_RECORDS_.
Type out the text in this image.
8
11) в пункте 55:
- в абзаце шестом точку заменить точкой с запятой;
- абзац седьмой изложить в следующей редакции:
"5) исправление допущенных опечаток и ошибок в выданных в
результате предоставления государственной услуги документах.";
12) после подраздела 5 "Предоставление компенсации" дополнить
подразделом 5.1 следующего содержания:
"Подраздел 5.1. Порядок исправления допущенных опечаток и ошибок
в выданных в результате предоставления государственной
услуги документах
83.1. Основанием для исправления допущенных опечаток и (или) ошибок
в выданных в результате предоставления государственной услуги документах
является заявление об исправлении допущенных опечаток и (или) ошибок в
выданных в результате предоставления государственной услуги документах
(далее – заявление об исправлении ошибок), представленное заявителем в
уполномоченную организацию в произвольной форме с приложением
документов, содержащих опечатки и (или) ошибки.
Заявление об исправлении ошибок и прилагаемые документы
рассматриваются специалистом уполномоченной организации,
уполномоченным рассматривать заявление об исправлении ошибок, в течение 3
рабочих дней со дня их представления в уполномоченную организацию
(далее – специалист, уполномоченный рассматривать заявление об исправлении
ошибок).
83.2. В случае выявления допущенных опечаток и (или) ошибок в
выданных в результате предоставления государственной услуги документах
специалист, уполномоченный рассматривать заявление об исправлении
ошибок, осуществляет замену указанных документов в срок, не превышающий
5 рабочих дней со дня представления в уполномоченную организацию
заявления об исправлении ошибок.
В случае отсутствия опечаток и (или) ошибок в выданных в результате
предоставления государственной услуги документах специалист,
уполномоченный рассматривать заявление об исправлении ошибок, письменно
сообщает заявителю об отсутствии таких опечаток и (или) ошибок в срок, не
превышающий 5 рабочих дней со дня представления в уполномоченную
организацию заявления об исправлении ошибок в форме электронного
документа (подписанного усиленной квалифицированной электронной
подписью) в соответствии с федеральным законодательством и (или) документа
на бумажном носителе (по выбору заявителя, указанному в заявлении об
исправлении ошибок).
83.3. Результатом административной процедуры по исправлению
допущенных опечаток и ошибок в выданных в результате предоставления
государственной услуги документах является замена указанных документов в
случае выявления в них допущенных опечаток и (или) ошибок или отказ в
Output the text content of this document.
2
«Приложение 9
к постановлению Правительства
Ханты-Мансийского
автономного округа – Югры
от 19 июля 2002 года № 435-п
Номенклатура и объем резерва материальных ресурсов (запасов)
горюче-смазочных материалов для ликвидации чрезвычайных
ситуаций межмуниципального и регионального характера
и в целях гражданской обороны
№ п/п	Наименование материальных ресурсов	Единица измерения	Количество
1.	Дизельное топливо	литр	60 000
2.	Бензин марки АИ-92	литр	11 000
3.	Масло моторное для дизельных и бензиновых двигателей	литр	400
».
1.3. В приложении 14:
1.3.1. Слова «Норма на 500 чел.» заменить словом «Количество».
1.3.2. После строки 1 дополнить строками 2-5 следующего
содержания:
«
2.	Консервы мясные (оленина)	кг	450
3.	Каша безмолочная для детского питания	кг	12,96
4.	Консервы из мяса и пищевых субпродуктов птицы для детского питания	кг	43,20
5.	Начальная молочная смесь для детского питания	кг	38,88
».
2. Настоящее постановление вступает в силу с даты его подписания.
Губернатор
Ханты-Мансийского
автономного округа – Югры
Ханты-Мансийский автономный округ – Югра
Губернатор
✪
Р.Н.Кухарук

_SHORT EXERCISE_. Repeat the data exactly. Leave nothing out.

_SOLUTION_.
Type out the text in this image.
8
11) в пункте 55:
- в абзаце шестом точку заменить точкой с запятой;
- абзац седьмой изложить в следующей редакции:
"5) исправление допущенных опечаток и ошибок в выданных в
результате предоставления государственной услуги документах.";
12) после подраздела 5 "Предоставление компенсации" дополнить
подразделом 5.1 следующего содержания:
"Подраздел 5.1. Порядок исправления допущенных опечаток и ошибок
в выданных в результате предоставления государственной
услуги документах
83.1. Основанием для исправления допущенных опечаток и (или) ошибок
в выданных в результате предоставления государственной услуги документах
является заявление об исправлении допущенных опечаток и (или) ошибок в
выданных в результате предоставления государственной услуги документах
(далее – заявление об исправлении ошибок), представленное заявителем в
уполномоченную организацию в произвольной форме с приложением
документов, содержащих опечатки и (или) ошибки.
Заявление об исправлении ошибок и прилагаемые документы
рассматриваются специалистом уполномоченной организации,
уполномоченным рассматривать заявление об исправлении ошибок, в течение 3
рабочих дней со дня их представления в уполномоченную организацию
(далее – специалист, уполномоченный рассматривать заявление об исправлении
ошибок).
83.2. В случае выявления допущенных опечаток и (или) ошибок в
выданных в результате предоставления государственной услуги документах
специалист, уполномоченный рассматривать заявление об исправлении
ошибок, осуществляет замену указанных документов в срок, не превышающий
5 рабочих дней со дня представления в уполномоченную организацию
заявления об исправлении ошибок.
В случае отсутствия опечаток и (или) ошибок в выданных в результате
предоставления государственной услуги документах специалист,
уполномоченный рассматривать заявление об исправлении ошибок, письменно
сообщает заявителю об отсутствии таких опечаток и (или) ошибок в срок, не
превышающий 5 рабочих дней со дня представления в уполномоченную
организацию заявления об исправлении ошибок в форме электронного
документа (подписанного усиленной квалифицированной электронной
подписью) в соответствии с федеральным законодательством и (или) документа
на бумажном носителе (по выбору заявителя, указанному в заявлении об
исправлении ошибок).
83.3. Результатом административной процедуры по исправлению
допущенных опечаток и ошибок в выданных в результате предоставления
государственной услуги документах является замена указанных документов в
случае выявления в них допущенных опечаток и (или) ошибок или отказ в
Output the text content of this document.
2
«Приложение 9
к постановлению Правительства
Ханты-Мансийского
автономного округа – Югры
от 19 июля 2002 года № 435-п
Номенклатура и объем резерва материальных ресурсов (запасов)
горюче-смазочных материалов для ликвидации чрезвычайных
ситуаций межмуниципального и регионального характера
и в целях гражданской обороны
№ п/п	Наименование материальных ресурсов	Единица измерения	Количество
1.	Дизельное топливо	литр	60 000
2.	Бензин марки АИ-92	литр	11 000
3.	Масло моторное для дизельных и бензиновых двигателей	литр	400
».
1.3. В приложении 14:
1.3.1. Слова «Норма на 500 чел.» заменить словом «Количество».
1.3.2. После строки 1 дополнить строками 2-5 следующего
содержания:
«
2.	Консервы мясные (оленина)	кг	450
3.	Каша безмолочная для детского питания	кг	12,96
4.	Консервы из мяса и пищевых субпродуктов птицы для детского питания	кг	43,20
5.	Начальная молочная смесь для детского питания	кг	38,88
».
2. Настоящее постановление вступает в силу с даты его подписания.
Губернатор
Ханты-Мансийского
автономного округа – Югры
Ханты-Мансийский автономный округ – Югра
Губернатор
✪
Р.Н.Кухарук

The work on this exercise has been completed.